> [Exercise objective] Select and reproduce each line of the listing below that bears the string "debería".

> [Data provided]
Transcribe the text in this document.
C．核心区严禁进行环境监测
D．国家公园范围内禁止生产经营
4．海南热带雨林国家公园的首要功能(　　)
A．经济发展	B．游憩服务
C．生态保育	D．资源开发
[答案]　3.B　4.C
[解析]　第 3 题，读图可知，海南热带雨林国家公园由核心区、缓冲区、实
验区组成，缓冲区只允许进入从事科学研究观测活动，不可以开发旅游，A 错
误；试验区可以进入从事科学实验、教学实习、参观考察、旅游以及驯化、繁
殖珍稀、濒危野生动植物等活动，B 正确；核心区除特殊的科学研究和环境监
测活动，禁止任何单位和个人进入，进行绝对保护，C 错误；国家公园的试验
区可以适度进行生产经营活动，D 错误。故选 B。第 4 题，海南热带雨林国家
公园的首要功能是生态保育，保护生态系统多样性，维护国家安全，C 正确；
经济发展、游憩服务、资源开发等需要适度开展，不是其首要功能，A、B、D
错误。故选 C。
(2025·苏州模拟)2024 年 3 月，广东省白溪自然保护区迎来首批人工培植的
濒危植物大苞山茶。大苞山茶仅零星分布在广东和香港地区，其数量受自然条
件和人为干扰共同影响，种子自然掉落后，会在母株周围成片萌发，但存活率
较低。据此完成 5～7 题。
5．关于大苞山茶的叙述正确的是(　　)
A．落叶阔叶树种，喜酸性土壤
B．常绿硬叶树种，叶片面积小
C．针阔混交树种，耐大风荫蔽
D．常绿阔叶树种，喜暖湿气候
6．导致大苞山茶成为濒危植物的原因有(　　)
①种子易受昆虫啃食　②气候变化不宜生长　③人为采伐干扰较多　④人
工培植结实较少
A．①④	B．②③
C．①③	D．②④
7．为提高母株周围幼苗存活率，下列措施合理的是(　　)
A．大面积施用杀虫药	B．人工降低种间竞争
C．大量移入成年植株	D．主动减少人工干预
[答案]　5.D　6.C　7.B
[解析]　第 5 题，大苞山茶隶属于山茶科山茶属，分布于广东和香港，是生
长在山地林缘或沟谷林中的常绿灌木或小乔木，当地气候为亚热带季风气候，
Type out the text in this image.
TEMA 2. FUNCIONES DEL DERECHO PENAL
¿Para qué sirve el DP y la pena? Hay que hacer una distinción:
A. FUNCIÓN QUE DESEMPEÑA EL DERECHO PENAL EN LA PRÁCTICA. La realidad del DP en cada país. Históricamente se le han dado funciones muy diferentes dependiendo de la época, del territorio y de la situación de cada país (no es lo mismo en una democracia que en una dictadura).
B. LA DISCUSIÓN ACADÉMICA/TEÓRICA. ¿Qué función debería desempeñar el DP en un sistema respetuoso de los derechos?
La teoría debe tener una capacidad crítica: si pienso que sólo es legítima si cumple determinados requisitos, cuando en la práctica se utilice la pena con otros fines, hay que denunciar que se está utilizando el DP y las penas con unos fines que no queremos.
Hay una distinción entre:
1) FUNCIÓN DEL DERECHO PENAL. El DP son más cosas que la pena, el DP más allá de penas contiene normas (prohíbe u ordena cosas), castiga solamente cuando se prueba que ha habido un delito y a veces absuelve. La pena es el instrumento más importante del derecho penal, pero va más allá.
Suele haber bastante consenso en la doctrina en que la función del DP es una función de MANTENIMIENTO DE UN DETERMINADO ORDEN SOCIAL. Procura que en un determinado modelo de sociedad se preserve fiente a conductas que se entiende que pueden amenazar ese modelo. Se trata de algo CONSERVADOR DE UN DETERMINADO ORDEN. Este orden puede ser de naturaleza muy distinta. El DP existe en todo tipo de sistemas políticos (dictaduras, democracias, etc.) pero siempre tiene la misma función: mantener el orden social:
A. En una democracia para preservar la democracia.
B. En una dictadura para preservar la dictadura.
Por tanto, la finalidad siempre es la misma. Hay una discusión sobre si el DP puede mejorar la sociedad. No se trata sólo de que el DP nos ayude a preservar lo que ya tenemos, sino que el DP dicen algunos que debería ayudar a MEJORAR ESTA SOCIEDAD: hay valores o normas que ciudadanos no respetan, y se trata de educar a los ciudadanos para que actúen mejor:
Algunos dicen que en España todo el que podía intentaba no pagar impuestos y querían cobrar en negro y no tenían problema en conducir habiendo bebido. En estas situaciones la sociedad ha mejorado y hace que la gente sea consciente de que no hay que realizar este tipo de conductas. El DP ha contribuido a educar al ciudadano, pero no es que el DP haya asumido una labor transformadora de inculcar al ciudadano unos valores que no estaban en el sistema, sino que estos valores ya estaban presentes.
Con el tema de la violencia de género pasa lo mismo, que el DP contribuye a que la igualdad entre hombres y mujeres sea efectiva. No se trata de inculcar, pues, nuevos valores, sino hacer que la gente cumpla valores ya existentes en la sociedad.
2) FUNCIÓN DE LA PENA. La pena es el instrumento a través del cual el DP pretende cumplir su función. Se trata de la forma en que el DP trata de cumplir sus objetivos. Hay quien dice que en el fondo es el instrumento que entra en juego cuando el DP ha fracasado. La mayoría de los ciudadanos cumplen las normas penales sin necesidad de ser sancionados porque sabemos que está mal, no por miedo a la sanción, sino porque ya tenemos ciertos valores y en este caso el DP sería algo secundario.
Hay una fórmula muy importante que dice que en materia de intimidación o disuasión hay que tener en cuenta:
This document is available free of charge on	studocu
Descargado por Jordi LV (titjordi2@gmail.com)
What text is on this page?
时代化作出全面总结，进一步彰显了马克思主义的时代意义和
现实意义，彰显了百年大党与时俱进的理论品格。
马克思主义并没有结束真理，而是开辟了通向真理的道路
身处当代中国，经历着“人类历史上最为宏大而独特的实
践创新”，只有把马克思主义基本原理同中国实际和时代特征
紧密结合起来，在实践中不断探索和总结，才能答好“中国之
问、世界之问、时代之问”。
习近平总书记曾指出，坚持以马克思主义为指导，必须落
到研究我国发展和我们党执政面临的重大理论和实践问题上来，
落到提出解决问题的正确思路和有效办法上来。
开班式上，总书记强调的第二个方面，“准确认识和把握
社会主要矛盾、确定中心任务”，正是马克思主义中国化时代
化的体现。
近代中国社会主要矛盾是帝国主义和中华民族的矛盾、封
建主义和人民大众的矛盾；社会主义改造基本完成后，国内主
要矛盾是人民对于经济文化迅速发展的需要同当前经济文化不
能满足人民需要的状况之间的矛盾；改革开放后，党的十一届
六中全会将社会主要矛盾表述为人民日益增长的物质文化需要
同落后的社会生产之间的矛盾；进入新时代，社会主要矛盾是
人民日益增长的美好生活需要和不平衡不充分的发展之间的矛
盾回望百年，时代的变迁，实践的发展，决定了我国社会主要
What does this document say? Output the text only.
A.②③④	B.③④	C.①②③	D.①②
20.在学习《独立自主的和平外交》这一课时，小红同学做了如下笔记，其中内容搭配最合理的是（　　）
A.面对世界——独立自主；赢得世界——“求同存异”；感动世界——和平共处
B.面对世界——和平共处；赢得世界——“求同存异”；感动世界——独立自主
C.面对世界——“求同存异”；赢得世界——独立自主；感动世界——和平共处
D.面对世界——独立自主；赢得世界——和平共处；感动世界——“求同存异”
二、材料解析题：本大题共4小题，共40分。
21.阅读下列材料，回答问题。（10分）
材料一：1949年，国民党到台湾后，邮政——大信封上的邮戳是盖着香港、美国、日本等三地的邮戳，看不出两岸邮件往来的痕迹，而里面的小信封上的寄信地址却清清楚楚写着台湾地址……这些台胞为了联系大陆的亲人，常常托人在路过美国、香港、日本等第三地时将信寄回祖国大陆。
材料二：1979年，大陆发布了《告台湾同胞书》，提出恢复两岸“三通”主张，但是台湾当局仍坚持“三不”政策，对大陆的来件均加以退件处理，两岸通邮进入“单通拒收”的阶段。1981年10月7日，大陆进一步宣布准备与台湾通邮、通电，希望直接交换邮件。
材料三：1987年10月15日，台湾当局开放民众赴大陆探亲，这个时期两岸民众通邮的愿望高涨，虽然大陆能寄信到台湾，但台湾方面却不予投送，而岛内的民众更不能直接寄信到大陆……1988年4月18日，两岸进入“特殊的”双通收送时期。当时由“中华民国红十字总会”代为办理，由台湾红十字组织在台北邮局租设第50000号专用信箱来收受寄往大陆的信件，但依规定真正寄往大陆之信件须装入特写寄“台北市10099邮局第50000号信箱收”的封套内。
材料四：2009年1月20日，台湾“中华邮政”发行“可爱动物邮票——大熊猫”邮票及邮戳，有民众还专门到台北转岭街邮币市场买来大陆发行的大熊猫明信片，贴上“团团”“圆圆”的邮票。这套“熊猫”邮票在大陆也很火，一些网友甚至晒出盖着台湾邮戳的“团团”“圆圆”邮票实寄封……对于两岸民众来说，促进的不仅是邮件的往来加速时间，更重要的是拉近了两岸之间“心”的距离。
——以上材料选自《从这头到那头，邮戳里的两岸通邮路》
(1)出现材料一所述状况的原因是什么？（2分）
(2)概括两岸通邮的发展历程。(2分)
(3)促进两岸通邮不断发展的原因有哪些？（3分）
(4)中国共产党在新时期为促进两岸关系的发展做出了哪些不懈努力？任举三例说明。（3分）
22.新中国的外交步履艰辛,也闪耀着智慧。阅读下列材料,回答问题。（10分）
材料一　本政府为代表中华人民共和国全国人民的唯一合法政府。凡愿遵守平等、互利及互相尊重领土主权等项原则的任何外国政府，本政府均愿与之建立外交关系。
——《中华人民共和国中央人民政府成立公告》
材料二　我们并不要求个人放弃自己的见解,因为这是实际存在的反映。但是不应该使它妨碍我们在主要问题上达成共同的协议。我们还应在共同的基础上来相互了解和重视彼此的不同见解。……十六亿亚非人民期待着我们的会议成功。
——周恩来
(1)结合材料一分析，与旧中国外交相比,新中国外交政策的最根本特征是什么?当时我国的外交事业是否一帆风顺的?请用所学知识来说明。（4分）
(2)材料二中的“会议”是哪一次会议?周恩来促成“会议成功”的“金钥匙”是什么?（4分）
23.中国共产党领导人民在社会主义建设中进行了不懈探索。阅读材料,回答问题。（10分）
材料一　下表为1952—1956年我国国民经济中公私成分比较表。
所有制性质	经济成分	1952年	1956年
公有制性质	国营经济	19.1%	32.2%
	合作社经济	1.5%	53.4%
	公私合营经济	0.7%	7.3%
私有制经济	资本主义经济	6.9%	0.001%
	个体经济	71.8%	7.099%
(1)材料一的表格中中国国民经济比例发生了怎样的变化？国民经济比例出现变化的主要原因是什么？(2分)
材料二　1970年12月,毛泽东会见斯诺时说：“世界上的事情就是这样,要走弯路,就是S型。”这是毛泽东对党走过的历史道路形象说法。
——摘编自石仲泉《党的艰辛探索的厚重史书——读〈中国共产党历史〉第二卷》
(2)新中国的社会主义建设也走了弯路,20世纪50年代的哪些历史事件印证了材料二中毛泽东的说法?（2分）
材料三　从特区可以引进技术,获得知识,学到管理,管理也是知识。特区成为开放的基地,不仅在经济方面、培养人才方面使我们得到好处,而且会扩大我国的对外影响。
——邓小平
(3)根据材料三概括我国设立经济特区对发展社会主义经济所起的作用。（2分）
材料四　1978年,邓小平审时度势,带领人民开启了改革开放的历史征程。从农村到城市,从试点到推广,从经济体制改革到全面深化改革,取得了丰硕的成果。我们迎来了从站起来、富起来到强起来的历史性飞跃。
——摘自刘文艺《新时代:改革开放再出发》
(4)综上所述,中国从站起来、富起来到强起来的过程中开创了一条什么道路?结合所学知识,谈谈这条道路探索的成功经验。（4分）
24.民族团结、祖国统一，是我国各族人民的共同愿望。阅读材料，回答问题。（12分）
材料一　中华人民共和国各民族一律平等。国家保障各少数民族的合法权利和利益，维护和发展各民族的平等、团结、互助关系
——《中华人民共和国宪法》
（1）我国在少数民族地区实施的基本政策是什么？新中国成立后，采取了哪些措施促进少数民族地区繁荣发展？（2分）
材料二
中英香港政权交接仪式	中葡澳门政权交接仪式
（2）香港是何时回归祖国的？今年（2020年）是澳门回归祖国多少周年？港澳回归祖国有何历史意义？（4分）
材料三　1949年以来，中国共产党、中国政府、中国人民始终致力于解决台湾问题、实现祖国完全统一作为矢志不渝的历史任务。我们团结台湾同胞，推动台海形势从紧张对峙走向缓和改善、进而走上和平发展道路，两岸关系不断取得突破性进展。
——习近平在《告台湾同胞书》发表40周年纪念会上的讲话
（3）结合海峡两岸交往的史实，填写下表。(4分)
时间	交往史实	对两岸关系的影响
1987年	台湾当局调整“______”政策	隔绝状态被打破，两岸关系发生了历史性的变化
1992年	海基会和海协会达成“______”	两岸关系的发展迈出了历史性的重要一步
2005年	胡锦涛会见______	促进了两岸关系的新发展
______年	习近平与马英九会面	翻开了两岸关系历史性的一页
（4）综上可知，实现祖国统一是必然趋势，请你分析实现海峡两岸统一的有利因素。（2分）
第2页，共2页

> [Result of the task]
B. LA DISCUSIÓN ACADÉMICA/TEÓRICA. ¿Qué función debería desempeñar el DP en un sistema respetuoso de los derechos?
Por tanto, la finalidad siempre es la misma. Hay una discusión sobre si el DP puede mejorar la sociedad. No se trata sólo de que el DP nos ayude a preservar lo que ya tenemos, sino que el DP dicen algunos que debería ayudar a MEJORAR ESTA SOCIEDAD: hay valores o normas que ciudadanos no respetan, y se trata de educar a los ciudadanos para que actúen mejor:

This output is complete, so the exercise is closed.